▸ FRAGMENTO DE PÁGINA:

-------------------------

Cuando éramos chicos parecía como si el mundo se detuviera cada vez que estábamos enfermos. Por unos días la escuela dejaba de ser un problema, las noches se hacían más largas porque dormíamos hasta cualquier hora y nuestros padres o tutores estaban al pie de la cama para proveernos de abrigo, calor y la tradicional sopita de fideos, olvidada en la actualidad gracias a la mafia de las sopas que vienen en sobrecitos. Que podrán ser ricas (algunas lo son) y traer croutons (algunas los traen) pero jamás reemplazarán a las minúsculas pastas flotando en el caldo caliente.

Perdón. Debe ser la fiebre que me hace divagar. Es que me tocó ser uno de los primeros en caer víctima de los primeros fríos. Y así descubrí que lo que creía de niño ahora es exactamente al revés: el mundo no se detiene, nosotros lo hacemos, y cada minuto que pasa somos conscientes de que nos vamos atrasando.

-------------------------

[Datos de reconocimiento de la estructura de documentos]
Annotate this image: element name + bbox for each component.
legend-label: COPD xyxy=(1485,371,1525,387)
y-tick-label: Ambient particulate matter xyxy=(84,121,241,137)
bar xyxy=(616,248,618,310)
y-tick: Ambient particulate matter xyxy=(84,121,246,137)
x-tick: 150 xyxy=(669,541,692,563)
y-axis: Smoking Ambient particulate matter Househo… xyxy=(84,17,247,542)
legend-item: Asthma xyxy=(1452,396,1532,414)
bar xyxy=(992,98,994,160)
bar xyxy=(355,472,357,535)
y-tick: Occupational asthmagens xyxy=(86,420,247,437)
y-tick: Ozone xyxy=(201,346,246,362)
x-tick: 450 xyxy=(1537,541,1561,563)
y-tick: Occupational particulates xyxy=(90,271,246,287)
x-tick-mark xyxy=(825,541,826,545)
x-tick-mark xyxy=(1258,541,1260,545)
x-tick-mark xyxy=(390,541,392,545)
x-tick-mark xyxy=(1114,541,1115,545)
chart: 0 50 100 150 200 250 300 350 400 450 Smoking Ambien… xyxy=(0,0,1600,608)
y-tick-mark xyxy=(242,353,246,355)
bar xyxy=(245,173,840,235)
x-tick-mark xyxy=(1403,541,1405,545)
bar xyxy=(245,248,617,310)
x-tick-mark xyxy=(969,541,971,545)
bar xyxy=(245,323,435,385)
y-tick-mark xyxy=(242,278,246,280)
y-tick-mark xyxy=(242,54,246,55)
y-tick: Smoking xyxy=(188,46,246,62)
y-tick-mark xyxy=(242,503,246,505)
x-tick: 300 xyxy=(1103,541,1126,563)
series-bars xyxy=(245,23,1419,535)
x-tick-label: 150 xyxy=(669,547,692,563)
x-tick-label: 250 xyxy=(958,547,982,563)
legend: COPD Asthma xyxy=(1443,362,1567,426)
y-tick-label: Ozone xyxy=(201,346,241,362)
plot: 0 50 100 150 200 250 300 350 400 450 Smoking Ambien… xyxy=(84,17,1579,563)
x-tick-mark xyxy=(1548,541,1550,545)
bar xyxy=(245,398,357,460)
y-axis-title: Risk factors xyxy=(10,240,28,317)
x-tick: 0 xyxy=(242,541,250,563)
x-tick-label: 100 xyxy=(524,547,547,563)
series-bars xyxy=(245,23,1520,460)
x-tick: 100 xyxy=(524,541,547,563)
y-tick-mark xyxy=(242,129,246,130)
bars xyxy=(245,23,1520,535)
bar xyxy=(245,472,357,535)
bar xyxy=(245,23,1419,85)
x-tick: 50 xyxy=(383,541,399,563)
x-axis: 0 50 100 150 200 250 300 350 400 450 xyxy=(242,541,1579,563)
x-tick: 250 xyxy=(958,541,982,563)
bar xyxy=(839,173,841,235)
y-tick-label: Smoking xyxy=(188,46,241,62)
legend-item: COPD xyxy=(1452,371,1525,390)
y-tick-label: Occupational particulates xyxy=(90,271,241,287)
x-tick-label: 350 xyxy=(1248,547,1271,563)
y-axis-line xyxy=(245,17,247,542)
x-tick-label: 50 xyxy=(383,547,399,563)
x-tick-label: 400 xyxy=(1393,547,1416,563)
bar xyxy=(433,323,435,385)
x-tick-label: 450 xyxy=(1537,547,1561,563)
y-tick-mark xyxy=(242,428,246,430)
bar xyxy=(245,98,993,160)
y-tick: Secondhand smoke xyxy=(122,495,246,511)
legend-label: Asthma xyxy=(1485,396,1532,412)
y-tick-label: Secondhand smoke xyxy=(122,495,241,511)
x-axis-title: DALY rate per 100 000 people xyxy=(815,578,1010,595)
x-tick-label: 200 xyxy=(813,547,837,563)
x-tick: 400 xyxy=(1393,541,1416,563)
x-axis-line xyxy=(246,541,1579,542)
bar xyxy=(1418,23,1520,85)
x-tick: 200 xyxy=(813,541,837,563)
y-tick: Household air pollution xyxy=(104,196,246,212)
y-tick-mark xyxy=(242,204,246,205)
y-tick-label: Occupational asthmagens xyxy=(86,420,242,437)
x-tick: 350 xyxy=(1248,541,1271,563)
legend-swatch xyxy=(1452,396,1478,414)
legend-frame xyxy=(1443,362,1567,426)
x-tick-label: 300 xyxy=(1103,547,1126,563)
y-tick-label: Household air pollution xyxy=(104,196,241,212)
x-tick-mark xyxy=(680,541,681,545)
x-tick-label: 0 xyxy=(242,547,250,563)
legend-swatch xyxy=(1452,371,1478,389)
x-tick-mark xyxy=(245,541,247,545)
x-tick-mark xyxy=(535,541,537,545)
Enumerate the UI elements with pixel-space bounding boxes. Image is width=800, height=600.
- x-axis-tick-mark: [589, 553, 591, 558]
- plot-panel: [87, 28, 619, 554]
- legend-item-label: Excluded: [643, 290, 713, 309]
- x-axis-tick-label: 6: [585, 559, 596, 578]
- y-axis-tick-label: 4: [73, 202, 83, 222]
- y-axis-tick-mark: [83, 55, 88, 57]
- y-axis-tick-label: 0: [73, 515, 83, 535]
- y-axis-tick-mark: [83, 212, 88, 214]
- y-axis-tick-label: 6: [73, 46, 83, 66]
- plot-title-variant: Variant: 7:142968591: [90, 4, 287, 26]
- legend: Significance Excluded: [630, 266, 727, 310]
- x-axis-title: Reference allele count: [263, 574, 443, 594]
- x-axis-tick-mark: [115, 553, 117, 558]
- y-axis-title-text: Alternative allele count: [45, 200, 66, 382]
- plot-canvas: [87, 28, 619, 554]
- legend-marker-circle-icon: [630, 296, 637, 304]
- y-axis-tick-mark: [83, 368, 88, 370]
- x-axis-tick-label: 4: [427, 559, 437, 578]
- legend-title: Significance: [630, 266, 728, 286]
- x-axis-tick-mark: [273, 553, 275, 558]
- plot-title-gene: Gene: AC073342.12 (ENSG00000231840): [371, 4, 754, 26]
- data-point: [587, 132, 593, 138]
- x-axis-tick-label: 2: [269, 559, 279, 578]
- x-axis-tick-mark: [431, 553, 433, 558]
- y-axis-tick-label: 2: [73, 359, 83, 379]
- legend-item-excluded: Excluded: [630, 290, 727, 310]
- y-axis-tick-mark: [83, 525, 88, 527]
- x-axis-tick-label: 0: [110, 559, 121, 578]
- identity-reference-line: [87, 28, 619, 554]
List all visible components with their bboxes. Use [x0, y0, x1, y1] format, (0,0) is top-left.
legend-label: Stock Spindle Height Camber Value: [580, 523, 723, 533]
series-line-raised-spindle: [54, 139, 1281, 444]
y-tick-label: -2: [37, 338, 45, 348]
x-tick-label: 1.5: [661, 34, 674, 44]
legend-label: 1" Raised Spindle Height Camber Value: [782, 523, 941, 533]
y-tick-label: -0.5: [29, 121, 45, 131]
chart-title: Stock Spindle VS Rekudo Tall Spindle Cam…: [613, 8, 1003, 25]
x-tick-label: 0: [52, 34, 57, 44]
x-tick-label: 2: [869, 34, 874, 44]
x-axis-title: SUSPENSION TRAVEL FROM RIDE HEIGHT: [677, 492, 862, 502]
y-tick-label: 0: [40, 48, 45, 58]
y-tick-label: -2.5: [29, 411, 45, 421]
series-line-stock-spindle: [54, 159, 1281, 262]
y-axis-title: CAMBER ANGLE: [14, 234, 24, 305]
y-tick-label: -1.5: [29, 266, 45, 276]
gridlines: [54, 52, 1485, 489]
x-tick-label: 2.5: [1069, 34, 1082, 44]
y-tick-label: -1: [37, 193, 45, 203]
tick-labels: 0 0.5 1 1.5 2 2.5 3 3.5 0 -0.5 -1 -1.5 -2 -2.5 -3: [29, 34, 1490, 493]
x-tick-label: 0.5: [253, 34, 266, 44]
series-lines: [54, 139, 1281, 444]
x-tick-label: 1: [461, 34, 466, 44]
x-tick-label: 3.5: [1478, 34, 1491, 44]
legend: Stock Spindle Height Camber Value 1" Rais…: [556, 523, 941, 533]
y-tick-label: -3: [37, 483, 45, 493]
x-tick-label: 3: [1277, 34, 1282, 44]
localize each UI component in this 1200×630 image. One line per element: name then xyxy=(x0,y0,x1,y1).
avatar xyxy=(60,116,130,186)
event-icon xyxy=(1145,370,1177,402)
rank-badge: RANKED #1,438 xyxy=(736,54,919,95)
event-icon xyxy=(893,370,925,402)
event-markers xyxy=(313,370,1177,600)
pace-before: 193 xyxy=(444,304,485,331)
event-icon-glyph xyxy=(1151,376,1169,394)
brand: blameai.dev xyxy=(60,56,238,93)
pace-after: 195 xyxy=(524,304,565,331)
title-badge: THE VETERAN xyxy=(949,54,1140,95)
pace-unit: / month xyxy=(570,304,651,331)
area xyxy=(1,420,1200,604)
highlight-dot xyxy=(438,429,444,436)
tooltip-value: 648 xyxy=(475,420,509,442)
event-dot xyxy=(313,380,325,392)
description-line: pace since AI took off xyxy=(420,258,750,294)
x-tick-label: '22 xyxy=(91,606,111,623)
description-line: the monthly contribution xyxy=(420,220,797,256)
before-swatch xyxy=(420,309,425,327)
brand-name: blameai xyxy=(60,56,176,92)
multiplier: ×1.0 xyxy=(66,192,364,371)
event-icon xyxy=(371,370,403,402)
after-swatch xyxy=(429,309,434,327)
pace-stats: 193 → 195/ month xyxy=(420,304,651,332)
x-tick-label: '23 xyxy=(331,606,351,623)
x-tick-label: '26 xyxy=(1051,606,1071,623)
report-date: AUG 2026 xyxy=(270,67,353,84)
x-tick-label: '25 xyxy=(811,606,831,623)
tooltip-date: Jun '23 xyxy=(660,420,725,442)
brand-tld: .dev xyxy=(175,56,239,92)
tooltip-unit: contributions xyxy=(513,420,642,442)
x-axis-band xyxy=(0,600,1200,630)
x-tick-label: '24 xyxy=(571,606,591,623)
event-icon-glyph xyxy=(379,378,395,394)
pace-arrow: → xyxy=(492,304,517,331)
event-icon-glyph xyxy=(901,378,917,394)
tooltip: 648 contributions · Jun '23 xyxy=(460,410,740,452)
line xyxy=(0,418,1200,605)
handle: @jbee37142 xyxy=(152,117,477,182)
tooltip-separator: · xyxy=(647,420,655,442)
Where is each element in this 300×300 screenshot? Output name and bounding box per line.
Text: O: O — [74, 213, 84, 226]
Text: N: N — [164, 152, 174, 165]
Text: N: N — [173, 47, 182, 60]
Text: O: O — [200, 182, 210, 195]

-------------------------

▸ PROBLEMAS Y TAREAS:
1 – En el fragmento sobre la enfermedad, ¿qué sopa tradicional recibían los chicos cuando estaban enfermos?
2 – Por favor, sigue escribiendo el fragmento sobre la enfermedad a partir de su última oración.
Los datos no tienen ningún papel en este ejercicio.

▸ RESPUESTAS DEL EJERCICIO:
1 – La sopita de fideos.

2 –
Todo lo que no hagamos durante nuestra convalecencia se acumulará como la pila de hojas sobre el escritorio de cualquier chiste de Condorito en los que el pajarraco interpreta a un oficinista. Las cuentas sin pagar no estirarán su fecha de vencimiento y las columnas no se escribirán solas, por más que hayamos comprado veinte ejemplares del libro "El deseo" y hagamos tanta fuerza por desear que la lapicera se mueva por sus propios medios que dejemos escapar una ventosidad.

Las crueldades del mundo adulto no terminan ahí, sobre todo si el engripado vive solo y para abrir la puerta a quienes lleguen a su vivienda debe caminar treinta metros a la intemperie. Esto incluye las visitas de familiares (que en el mejor de los casos traen sopa con fideos, y en el peor de los casos llegan con las manos vacías y mucha hambre) e incluso la llegada del mandadero de la farmacia. Porque en la vida adulta para curarse de la gripe hay que chupar frío y engriparse un poquito más.

Nota: es cierto, podría haber sido precavido y tener un stock de antigripales detrás del espejo del baño, pero si yo fuera una persona precavida no habría ido a trabajar con poco abrigo y el pelo mojado en primer lugar, ¿no les parece? Fin de la nota.

Por suerte, este no es mi peor momento. Estoy confinado en mi dormitorio y tratando de que no caigan mocos sobre el teclado, pero hubo una etapa aún peor, que es cuando uno SABE que está por engriparse y no hay cosa alguna que pueda hacer por evitarlo.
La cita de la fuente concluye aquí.